### Items from a data source
* BEGIN *

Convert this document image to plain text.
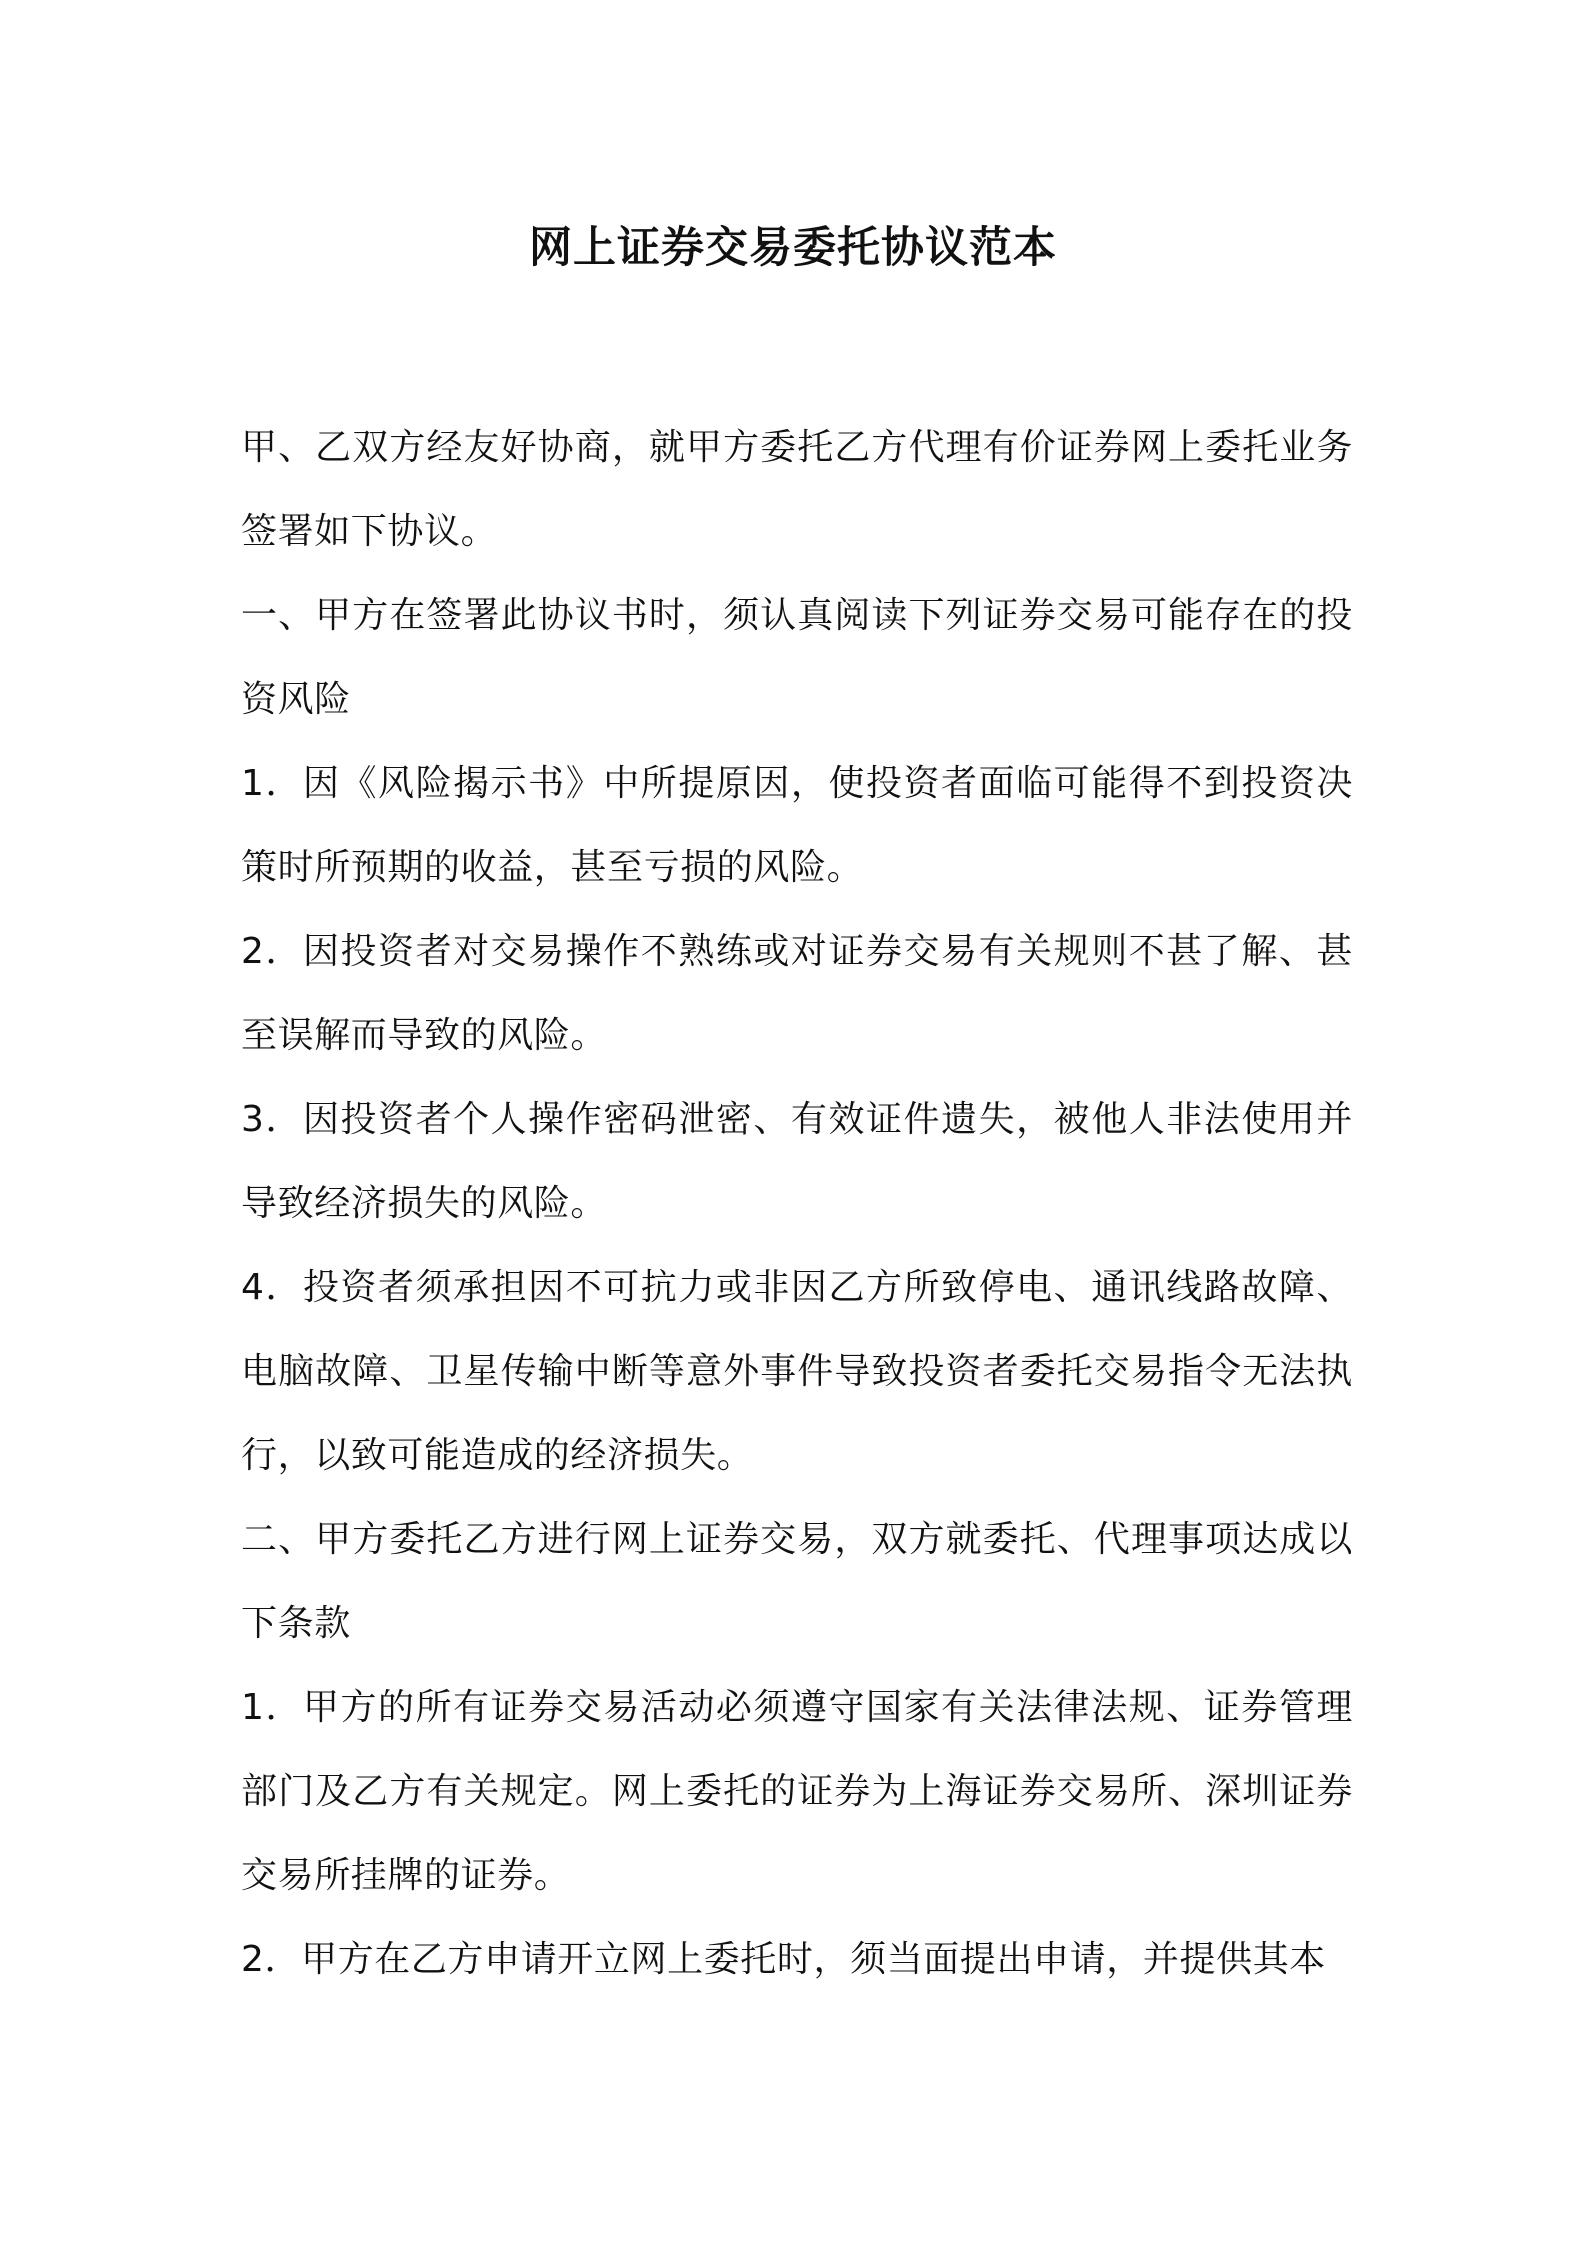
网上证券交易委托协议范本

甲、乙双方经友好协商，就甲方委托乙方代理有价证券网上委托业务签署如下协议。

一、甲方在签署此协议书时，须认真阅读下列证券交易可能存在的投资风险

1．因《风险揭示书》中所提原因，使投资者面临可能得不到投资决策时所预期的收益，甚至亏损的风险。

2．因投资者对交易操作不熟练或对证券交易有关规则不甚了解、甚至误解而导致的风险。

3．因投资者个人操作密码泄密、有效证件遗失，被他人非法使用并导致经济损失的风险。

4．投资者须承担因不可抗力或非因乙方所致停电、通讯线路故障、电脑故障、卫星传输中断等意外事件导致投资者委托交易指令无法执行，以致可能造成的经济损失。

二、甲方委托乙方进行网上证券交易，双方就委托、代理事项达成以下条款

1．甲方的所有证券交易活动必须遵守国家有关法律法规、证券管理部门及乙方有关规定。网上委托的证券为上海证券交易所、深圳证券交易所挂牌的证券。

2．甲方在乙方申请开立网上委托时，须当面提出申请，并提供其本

* END *
* BEGIN *

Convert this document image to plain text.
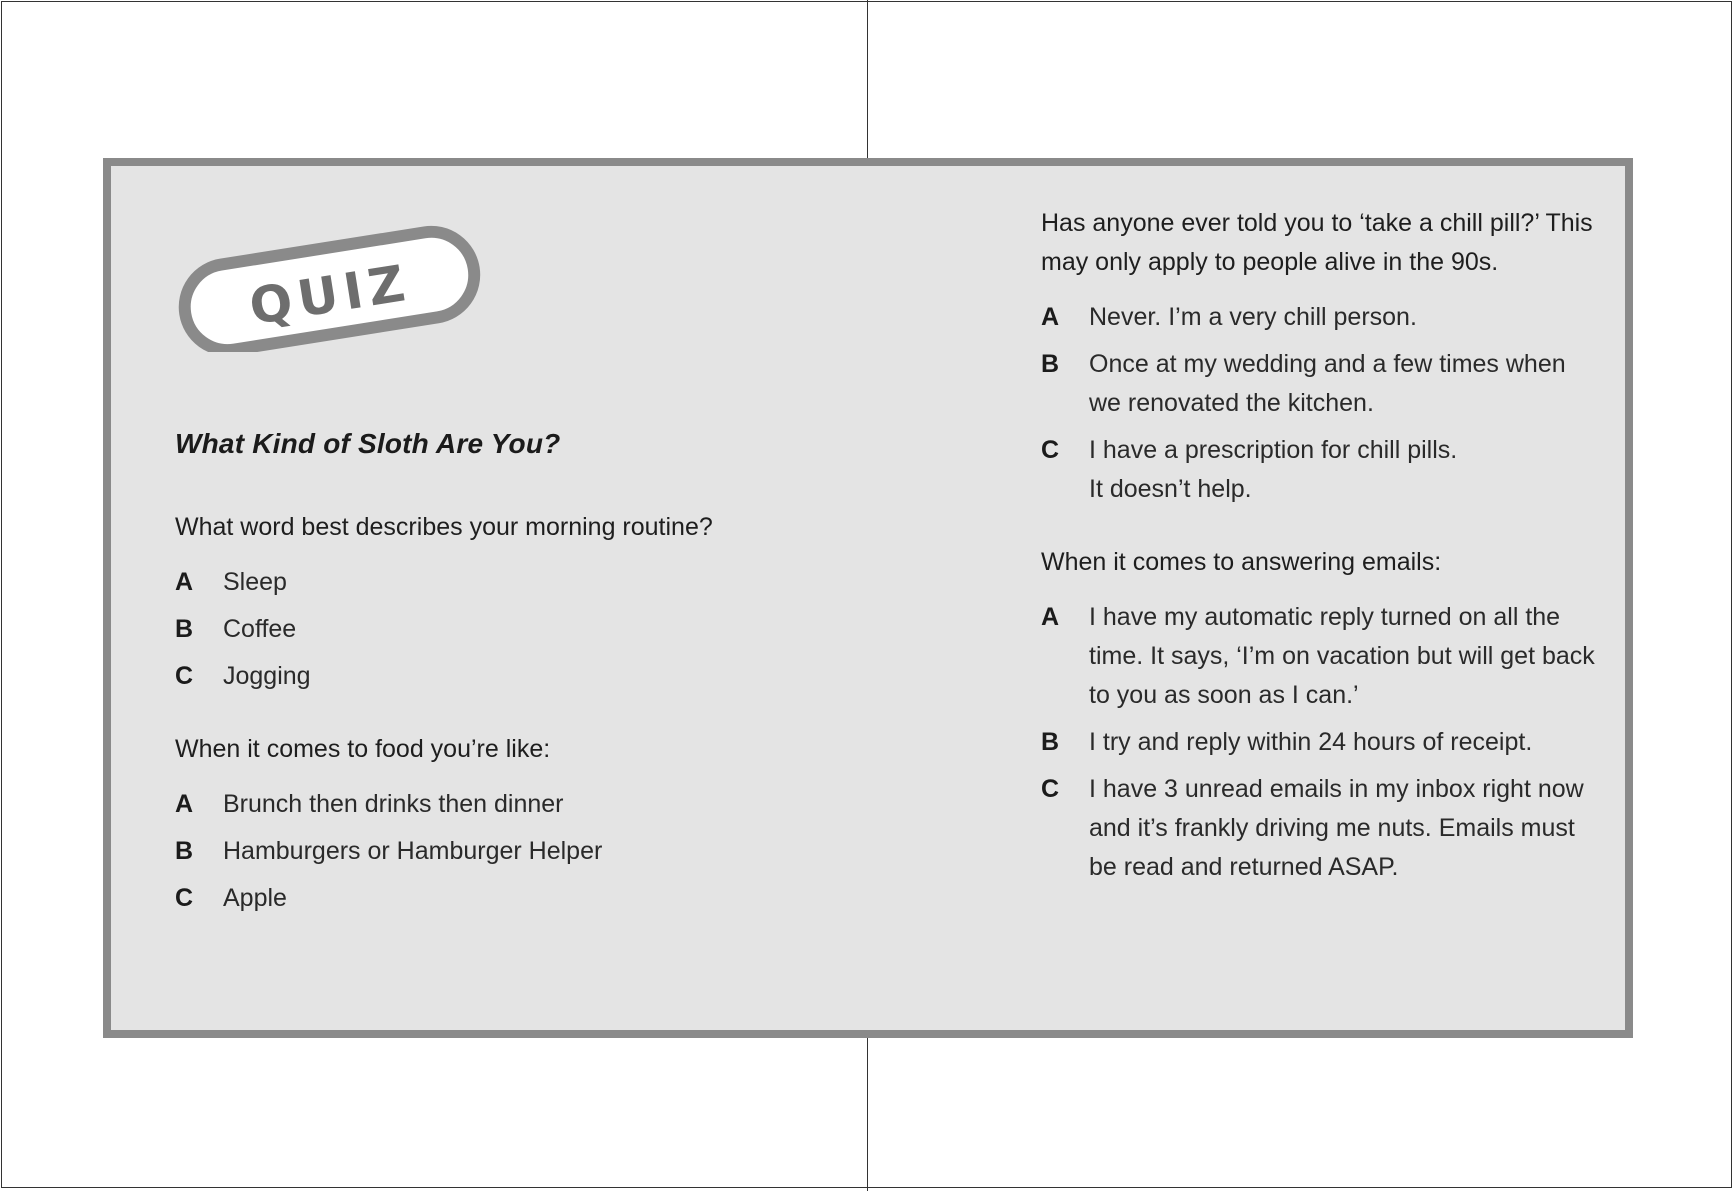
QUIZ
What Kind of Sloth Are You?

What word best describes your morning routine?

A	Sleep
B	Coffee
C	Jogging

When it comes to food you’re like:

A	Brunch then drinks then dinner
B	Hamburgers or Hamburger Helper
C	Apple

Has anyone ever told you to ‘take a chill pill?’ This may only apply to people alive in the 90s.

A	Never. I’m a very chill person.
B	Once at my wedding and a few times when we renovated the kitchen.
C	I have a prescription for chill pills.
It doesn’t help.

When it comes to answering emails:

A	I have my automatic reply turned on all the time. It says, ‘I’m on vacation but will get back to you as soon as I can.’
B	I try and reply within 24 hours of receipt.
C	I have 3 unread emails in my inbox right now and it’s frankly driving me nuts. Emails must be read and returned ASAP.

* END *
* BEGIN *

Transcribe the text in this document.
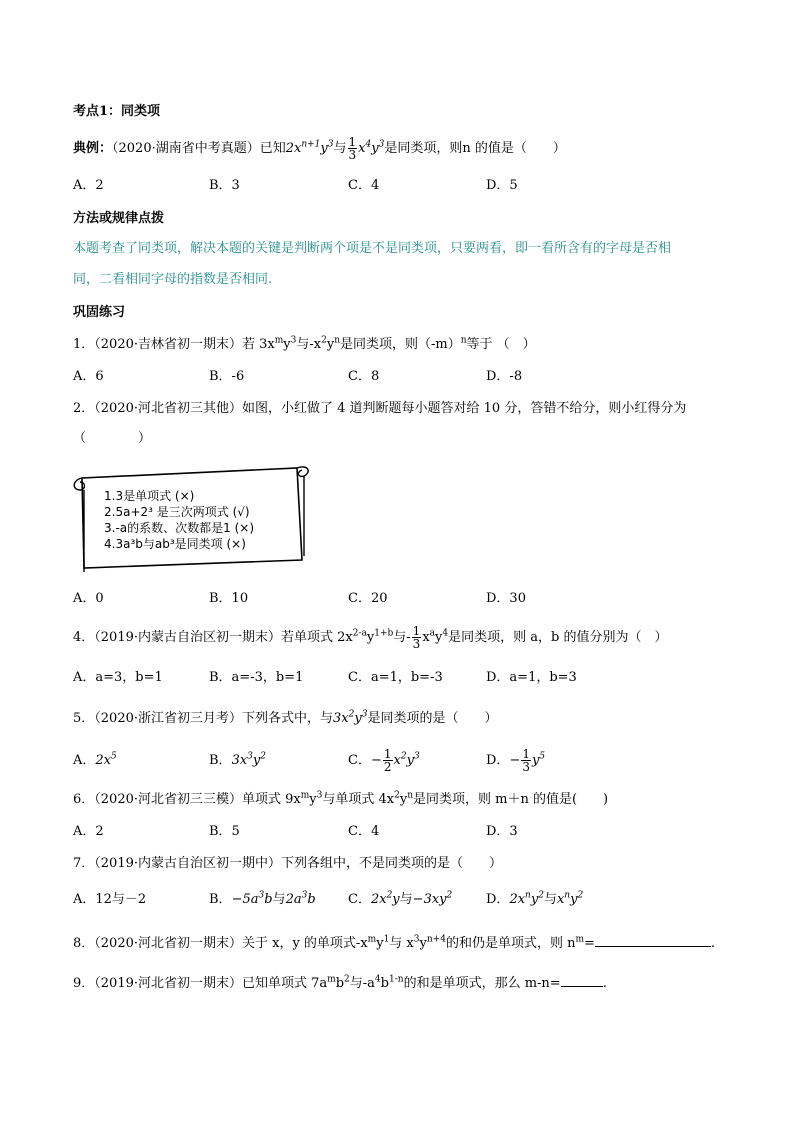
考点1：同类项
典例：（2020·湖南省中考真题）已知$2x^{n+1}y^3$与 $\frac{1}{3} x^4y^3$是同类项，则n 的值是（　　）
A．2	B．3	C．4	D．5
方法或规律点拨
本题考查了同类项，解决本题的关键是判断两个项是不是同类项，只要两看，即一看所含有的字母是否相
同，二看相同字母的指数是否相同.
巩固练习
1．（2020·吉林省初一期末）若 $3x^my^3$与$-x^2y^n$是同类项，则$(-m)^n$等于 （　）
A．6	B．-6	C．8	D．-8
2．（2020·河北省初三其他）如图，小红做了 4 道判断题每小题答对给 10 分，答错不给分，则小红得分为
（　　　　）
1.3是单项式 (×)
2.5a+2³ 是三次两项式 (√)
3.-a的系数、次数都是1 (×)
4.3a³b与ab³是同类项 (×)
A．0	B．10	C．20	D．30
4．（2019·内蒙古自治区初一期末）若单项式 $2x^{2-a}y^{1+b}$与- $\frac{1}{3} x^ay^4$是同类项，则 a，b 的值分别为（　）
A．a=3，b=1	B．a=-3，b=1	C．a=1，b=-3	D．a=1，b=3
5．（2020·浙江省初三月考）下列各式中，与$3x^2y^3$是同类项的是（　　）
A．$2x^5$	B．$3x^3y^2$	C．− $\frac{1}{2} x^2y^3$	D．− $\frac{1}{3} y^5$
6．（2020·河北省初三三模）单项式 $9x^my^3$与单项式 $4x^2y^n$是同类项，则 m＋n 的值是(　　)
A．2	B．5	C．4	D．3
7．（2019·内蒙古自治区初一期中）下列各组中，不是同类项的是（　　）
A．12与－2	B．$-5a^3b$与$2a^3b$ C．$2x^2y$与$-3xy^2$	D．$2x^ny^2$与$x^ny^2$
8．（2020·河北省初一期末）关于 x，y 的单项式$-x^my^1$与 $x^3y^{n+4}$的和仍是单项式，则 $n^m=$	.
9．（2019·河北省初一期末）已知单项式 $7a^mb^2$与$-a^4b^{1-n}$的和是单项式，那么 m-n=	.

* END *

### Directions for this task
List each line of the records that holds the string "河北省初一期末".

### Result for this task
8．（2020·河北省初一期末）关于 x，y 的单项式$-x^my^1$与 $x^3y^{n+4}$的和仍是单项式，则 $n^m=$	.
9．（2019·河北省初一期末）已知单项式 $7a^mb^2$与$-a^4b^{1-n}$的和是单项式，那么 m-n=	.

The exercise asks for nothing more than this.